━━━ ENTRIES PROVIDED

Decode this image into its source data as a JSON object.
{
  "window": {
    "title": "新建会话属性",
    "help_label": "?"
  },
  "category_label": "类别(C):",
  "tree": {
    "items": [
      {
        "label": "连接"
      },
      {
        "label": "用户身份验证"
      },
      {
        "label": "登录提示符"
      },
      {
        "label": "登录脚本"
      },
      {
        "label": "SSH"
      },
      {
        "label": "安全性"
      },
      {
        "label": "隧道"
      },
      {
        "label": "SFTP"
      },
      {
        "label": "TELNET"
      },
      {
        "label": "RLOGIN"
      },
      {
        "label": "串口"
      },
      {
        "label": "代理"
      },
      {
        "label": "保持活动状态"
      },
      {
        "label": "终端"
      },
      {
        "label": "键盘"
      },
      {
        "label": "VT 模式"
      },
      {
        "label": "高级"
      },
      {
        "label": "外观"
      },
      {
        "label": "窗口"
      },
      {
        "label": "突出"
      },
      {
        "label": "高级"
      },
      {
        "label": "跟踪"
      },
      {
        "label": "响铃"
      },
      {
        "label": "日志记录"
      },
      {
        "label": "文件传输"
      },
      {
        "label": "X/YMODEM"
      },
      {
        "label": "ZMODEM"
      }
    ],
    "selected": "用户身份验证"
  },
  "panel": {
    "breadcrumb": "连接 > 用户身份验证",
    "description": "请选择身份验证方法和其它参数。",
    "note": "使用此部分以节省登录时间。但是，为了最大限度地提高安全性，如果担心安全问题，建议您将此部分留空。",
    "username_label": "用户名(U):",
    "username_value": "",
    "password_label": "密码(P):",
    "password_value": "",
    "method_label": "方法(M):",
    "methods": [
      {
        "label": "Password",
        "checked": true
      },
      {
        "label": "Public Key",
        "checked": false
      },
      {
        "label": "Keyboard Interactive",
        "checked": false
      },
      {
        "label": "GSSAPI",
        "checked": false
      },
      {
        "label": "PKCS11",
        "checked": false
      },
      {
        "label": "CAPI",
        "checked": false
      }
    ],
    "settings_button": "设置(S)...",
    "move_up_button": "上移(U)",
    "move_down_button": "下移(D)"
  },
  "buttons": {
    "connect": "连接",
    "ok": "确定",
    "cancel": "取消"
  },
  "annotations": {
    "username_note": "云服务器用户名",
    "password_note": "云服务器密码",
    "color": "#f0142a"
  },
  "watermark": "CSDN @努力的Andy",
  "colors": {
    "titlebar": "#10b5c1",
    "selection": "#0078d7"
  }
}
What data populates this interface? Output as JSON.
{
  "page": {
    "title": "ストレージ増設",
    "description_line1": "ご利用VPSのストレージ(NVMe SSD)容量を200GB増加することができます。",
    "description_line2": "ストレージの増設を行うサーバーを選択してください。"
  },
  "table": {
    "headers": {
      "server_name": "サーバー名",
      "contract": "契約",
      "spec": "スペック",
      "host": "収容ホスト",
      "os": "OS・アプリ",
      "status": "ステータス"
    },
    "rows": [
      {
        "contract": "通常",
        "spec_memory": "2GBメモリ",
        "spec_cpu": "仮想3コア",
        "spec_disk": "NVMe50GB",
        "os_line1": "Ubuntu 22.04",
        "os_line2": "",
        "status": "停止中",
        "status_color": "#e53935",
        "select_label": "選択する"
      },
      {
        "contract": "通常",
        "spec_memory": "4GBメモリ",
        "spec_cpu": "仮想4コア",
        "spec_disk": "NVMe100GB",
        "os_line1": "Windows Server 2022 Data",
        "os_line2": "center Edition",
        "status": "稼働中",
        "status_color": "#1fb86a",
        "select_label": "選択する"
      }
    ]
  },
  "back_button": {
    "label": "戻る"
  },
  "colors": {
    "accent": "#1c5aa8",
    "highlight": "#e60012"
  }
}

━━━━━━

# WRITTEN TASK
Pick out every line holding the string "用户身份验证" and return it.

# RESULT OF THIS EXERCISE
        "label": "用户身份验证"
    "selected": "用户身份验证"
    "breadcrumb": "连接 > 用户身份验证",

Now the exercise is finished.